■ **AIM OF THE TASK**: Omit the pictures, then write out every entry exactly as it reads.

■ **RECORDS FOR PROCESSING**:
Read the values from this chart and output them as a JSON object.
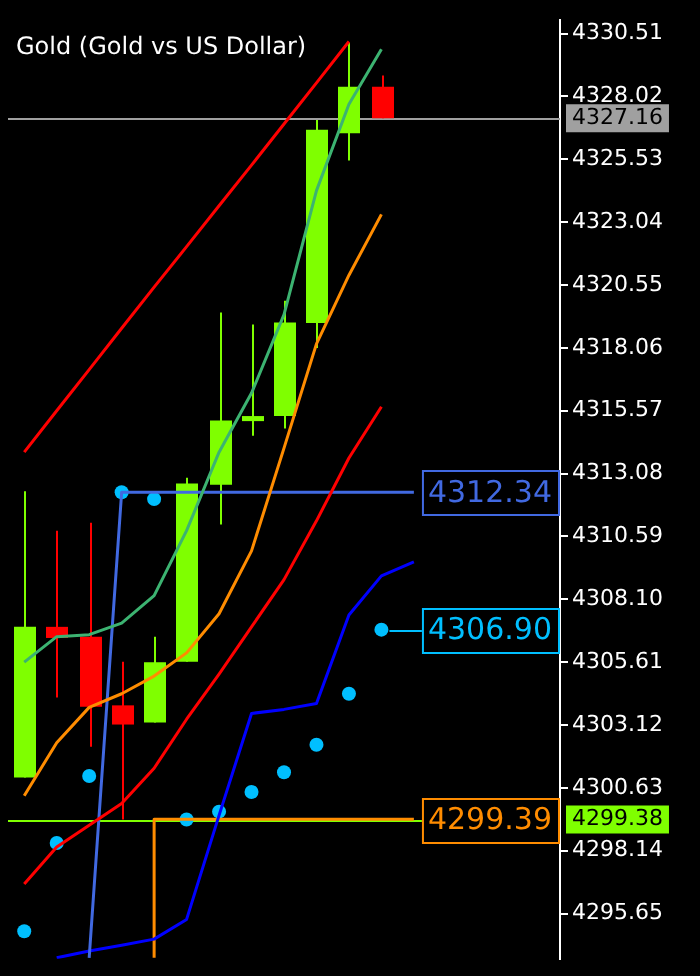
{
  "chart_data": {
    "type": "candlestick",
    "title": "Gold (Gold vs US Dollar)",
    "categories": [
      null,
      null,
      null,
      null,
      null,
      null,
      null,
      null,
      null,
      null,
      null,
      null,
      null,
      null,
      null,
      null,
      null
    ],
    "ohlc": [
      [
        4301.04,
        4312.38,
        4301.04,
        4307.01
      ],
      [
        4307.01,
        4310.82,
        4304.21,
        4306.57
      ],
      [
        4306.62,
        4311.13,
        4302.26,
        4303.84
      ],
      [
        4303.9,
        4305.63,
        4299.38,
        4303.14
      ],
      [
        4303.22,
        4306.62,
        4303.22,
        4305.61
      ],
      [
        4305.63,
        4312.92,
        4305.63,
        4312.69
      ],
      [
        4312.64,
        4319.46,
        4311.06,
        4315.18
      ],
      [
        4315.16,
        4318.99,
        4314.58,
        4315.36
      ],
      [
        4315.36,
        4319.93,
        4314.87,
        4319.07
      ],
      [
        4319.05,
        4327.09,
        4318.06,
        4326.7
      ],
      [
        4326.56,
        4330.14,
        4325.48,
        4328.41
      ],
      [
        4328.41,
        4328.85,
        4327.16,
        4327.16
      ],
      null,
      null,
      null,
      null,
      null
    ],
    "colors": [
      "#7fff00",
      "#ff0000",
      "#ff0000",
      "#ff0000",
      "#7fff00",
      "#7fff00",
      "#7fff00",
      "#7fff00",
      "#7fff00",
      "#7fff00",
      "#7fff00",
      "#ff0000",
      null,
      null,
      null,
      null,
      null
    ],
    "series": [
      {
        "type": "line",
        "color": "#ff0000",
        "values": [
          4313.93,
          4315.57,
          4317.2,
          4318.84,
          4320.47,
          4322.07,
          4323.69,
          4325.3,
          4326.93,
          4328.56,
          4330.2,
          null,
          null,
          null,
          null,
          null,
          null
        ]
      },
      {
        "type": "line",
        "color": "#3cb371",
        "values": [
          4305.61,
          4306.62,
          4306.7,
          4307.16,
          4308.25,
          4310.82,
          4313.93,
          4316.27,
          4319.38,
          4324.29,
          4327.71,
          4329.89,
          null,
          null,
          null,
          null,
          null
        ]
      },
      {
        "type": "line",
        "color": "#ff8c00",
        "values": [
          4300.32,
          4302.42,
          4303.82,
          4304.36,
          4305.06,
          4305.98,
          4307.53,
          4310.02,
          4314.09,
          4318.22,
          4320.94,
          4323.35,
          null,
          null,
          null,
          null,
          null
        ]
      },
      {
        "type": "line",
        "color": "#ff0000",
        "values": [
          4296.82,
          4298.29,
          4299.15,
          4300.01,
          4301.41,
          4303.35,
          4305.14,
          4307.01,
          4308.88,
          4311.21,
          4313.7,
          4315.73,
          null,
          null,
          null,
          null,
          null
        ]
      },
      {
        "type": "line",
        "color": "#4169e1",
        "values": [
          null,
          null,
          4293.9,
          4312.34,
          4312.34,
          4312.34,
          4312.34,
          4312.34,
          4312.34,
          4312.34,
          4312.34,
          4312.34,
          4312.34,
          null,
          null,
          null,
          null
        ],
        "value_labels": [
          null,
          null,
          null,
          null,
          null,
          null,
          null,
          null,
          null,
          null,
          null,
          null,
          "4312.34",
          null,
          null,
          null,
          null
        ]
      },
      {
        "type": "line",
        "color": "#0000ff",
        "values": [
          null,
          4293.9,
          4294.17,
          4294.4,
          4294.64,
          4295.42,
          4299.54,
          4303.58,
          4303.74,
          4303.97,
          4307.48,
          4309.03,
          4309.58,
          null,
          null,
          null,
          null
        ]
      },
      {
        "type": "step",
        "color": "#ff8c00",
        "values": [
          null,
          null,
          null,
          null,
          4293.9,
          4299.39,
          4299.39,
          4299.39,
          4299.39,
          4299.39,
          4299.39,
          4299.39,
          4299.39,
          null,
          null,
          null,
          null
        ],
        "value_labels": [
          null,
          null,
          null,
          null,
          null,
          null,
          null,
          null,
          null,
          null,
          null,
          null,
          "4299.39",
          null,
          null,
          null,
          null
        ]
      },
      {
        "type": "scatter",
        "color": "#00bfff",
        "marker": "circle",
        "values": [
          4294.95,
          4298.45,
          4301.1,
          4312.34,
          4312.07,
          4299.38,
          4299.69,
          4300.47,
          4301.25,
          4302.34,
          4304.36,
          4306.9,
          null,
          null,
          null,
          null,
          null
        ],
        "value_labels": [
          null,
          null,
          null,
          null,
          null,
          null,
          null,
          null,
          null,
          null,
          null,
          "4306.90",
          null,
          null,
          null,
          null,
          null
        ]
      }
    ],
    "ylim": [
      4293.86,
      4331.05
    ],
    "yticks": [
      4330.51,
      4328.02,
      4325.53,
      4323.04,
      4320.55,
      4318.06,
      4315.57,
      4313.08,
      4310.59,
      {
        "value": 4308.1,
        "label": "4308.10"
      },
      4305.61,
      4303.12,
      4300.63,
      4298.14,
      4295.65
    ],
    "ref_lines": [
      {
        "axis": "y",
        "value": 4327.16,
        "label": "4327.16",
        "color": "#a0a0a0"
      },
      {
        "axis": "y",
        "value": 4299.38,
        "label": "4299.38",
        "color": "#7fff00"
      }
    ],
    "legend": false,
    "grid": false,
    "tick_labels": "y"
  }
}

■ **WRITTEN ANSWER**:
Read the values from this chart and output them as a JSON object.
{
  "chart_data": {
    "type": "candlestick",
    "title": "Gold (Gold vs US Dollar)",
    "categories": [
      null,
      null,
      null,
      null,
      null,
      null,
      null,
      null,
      null,
      null,
      null,
      null,
      null,
      null,
      null,
      null,
      null
    ],
    "ohlc": [
      [
        4301.04,
        4312.38,
        4301.04,
        4307.01
      ],
      [
        4307.01,
        4310.82,
        4304.21,
        4306.57
      ],
      [
        4306.62,
        4311.13,
        4302.26,
        4303.84
      ],
      [
        4303.9,
        4305.63,
        4299.38,
        4303.14
      ],
      [
        4303.22,
        4306.62,
        4303.22,
        4305.61
      ],
      [
        4305.63,
        4312.92,
        4305.63,
        4312.69
      ],
      [
        4312.64,
        4319.46,
        4311.06,
        4315.18
      ],
      [
        4315.16,
        4318.99,
        4314.58,
        4315.36
      ],
      [
        4315.36,
        4319.93,
        4314.87,
        4319.07
      ],
      [
        4319.05,
        4327.09,
        4318.06,
        4326.7
      ],
      [
        4326.56,
        4330.14,
        4325.48,
        4328.41
      ],
      [
        4328.41,
        4328.85,
        4327.16,
        4327.16
      ],
      null,
      null,
      null,
      null,
      null
    ],
    "colors": [
      "#7fff00",
      "#ff0000",
      "#ff0000",
      "#ff0000",
      "#7fff00",
      "#7fff00",
      "#7fff00",
      "#7fff00",
      "#7fff00",
      "#7fff00",
      "#7fff00",
      "#ff0000",
      null,
      null,
      null,
      null,
      null
    ],
    "series": [
      {
        "type": "line",
        "color": "#ff0000",
        "values": [
          4313.93,
          4315.57,
          4317.2,
          4318.84,
          4320.47,
          4322.07,
          4323.69,
          4325.3,
          4326.93,
          4328.56,
          4330.2,
          null,
          null,
          null,
          null,
          null,
          null
        ]
      },
      {
        "type": "line",
        "color": "#3cb371",
        "values": [
          4305.61,
          4306.62,
          4306.7,
          4307.16,
          4308.25,
          4310.82,
          4313.93,
          4316.27,
          4319.38,
          4324.29,
          4327.71,
          4329.89,
          null,
          null,
          null,
          null,
          null
        ]
      },
      {
        "type": "line",
        "color": "#ff8c00",
        "values": [
          4300.32,
          4302.42,
          4303.82,
          4304.36,
          4305.06,
          4305.98,
          4307.53,
          4310.02,
          4314.09,
          4318.22,
          4320.94,
          4323.35,
          null,
          null,
          null,
          null,
          null
        ]
      },
      {
        "type": "line",
        "color": "#ff0000",
        "values": [
          4296.82,
          4298.29,
          4299.15,
          4300.01,
          4301.41,
          4303.35,
          4305.14,
          4307.01,
          4308.88,
          4311.21,
          4313.7,
          4315.73,
          null,
          null,
          null,
          null,
          null
        ]
      },
      {
        "type": "line",
        "color": "#4169e1",
        "values": [
          null,
          null,
          4293.9,
          4312.34,
          4312.34,
          4312.34,
          4312.34,
          4312.34,
          4312.34,
          4312.34,
          4312.34,
          4312.34,
          4312.34,
          null,
          null,
          null,
          null
        ],
        "value_labels": [
          null,
          null,
          null,
          null,
          null,
          null,
          null,
          null,
          null,
          null,
          null,
          null,
          "4312.34",
          null,
          null,
          null,
          null
        ]
      },
      {
        "type": "line",
        "color": "#0000ff",
        "values": [
          null,
          4293.9,
          4294.17,
          4294.4,
          4294.64,
          4295.42,
          4299.54,
          4303.58,
          4303.74,
          4303.97,
          4307.48,
          4309.03,
          4309.58,
          null,
          null,
          null,
          null
        ]
      },
      {
        "type": "step",
        "color": "#ff8c00",
        "values": [
          null,
          null,
          null,
          null,
          4293.9,
          4299.39,
          4299.39,
          4299.39,
          4299.39,
          4299.39,
          4299.39,
          4299.39,
          4299.39,
          null,
          null,
          null,
          null
        ],
        "value_labels": [
          null,
          null,
          null,
          null,
          null,
          null,
          null,
          null,
          null,
          null,
          null,
          null,
          "4299.39",
          null,
          null,
          null,
          null
        ]
      },
      {
        "type": "scatter",
        "color": "#00bfff",
        "marker": "circle",
        "values": [
          4294.95,
          4298.45,
          4301.1,
          4312.34,
          4312.07,
          4299.38,
          4299.69,
          4300.47,
          4301.25,
          4302.34,
          4304.36,
          4306.9,
          null,
          null,
          null,
          null,
          null
        ],
        "value_labels": [
          null,
          null,
          null,
          null,
          null,
          null,
          null,
          null,
          null,
          null,
          null,
          "4306.90",
          null,
          null,
          null,
          null,
          null
        ]
      }
    ],
    "ylim": [
      4293.86,
      4331.05
    ],
    "yticks": [
      4330.51,
      4328.02,
      4325.53,
      4323.04,
      4320.55,
      4318.06,
      4315.57,
      4313.08,
      4310.59,
      {
        "value": 4308.1,
        "label": "4308.10"
      },
      4305.61,
      4303.12,
      4300.63,
      4298.14,
      4295.65
    ],
    "ref_lines": [
      {
        "axis": "y",
        "value": 4327.16,
        "label": "4327.16",
        "color": "#a0a0a0"
      },
      {
        "axis": "y",
        "value": 4299.38,
        "label": "4299.38",
        "color": "#7fff00"
      }
    ],
    "legend": false,
    "grid": false,
    "tick_labels": "y"
  }
}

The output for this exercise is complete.